→ Exercise prompt
Present every line in which the string "开始刹车时两辆车的间距一定小于" appears.
-=-=-
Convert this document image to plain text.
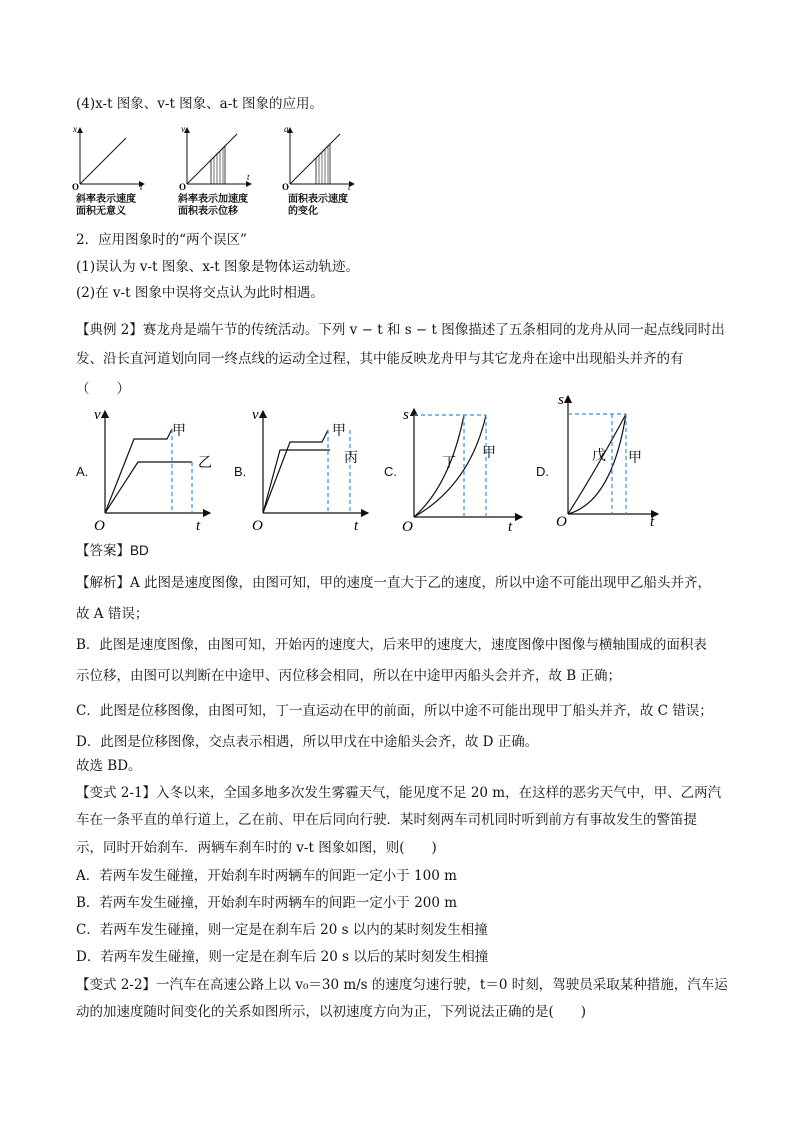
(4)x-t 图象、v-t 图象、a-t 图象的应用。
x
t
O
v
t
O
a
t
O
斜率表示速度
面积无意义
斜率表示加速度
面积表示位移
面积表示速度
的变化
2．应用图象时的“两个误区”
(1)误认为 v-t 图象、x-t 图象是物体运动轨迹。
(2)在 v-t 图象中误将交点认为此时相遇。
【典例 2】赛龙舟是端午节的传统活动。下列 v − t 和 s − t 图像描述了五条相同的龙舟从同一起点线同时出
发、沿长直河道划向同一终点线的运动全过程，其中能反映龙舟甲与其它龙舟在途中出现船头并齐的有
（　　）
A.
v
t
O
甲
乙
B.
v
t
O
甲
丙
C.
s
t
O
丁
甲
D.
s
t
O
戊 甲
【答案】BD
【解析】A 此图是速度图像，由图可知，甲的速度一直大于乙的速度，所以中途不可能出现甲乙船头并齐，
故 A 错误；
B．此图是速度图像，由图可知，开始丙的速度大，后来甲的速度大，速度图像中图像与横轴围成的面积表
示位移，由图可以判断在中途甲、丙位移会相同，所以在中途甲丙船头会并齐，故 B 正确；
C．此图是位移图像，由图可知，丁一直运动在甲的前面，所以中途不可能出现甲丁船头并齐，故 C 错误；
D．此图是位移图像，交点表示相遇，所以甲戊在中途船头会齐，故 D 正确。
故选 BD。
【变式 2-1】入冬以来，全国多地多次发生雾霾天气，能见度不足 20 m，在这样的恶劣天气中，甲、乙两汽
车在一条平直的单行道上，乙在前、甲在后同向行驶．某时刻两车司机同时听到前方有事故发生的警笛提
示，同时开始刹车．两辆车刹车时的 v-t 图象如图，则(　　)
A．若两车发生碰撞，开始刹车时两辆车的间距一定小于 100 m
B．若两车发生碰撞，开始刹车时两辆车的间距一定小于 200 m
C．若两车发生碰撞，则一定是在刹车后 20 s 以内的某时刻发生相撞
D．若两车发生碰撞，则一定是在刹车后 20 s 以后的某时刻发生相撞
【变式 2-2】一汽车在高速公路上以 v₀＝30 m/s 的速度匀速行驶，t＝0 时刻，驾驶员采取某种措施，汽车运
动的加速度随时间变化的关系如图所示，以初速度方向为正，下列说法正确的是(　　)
-=-=-
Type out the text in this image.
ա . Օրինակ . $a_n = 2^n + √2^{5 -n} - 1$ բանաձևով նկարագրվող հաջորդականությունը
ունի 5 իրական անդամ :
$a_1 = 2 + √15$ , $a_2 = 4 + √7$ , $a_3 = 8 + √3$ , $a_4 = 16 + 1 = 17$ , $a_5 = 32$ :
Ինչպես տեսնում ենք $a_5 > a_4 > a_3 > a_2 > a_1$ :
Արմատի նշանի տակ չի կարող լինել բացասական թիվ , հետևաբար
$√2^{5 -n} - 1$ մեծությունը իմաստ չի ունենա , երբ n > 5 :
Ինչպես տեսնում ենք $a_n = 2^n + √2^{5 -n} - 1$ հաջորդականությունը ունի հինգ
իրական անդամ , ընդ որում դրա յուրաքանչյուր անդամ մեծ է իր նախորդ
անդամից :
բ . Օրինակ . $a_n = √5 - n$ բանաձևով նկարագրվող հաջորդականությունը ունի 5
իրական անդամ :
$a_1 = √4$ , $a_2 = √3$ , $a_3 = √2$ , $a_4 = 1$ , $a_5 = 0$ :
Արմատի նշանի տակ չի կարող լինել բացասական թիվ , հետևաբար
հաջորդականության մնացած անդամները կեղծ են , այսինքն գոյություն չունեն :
-=-=-
→ The response
A．若两车发生碰撞，开始刹车时两辆车的间距一定小于 100 m
B．若两车发生碰撞，开始刹车时两辆车的间距一定小于 200 m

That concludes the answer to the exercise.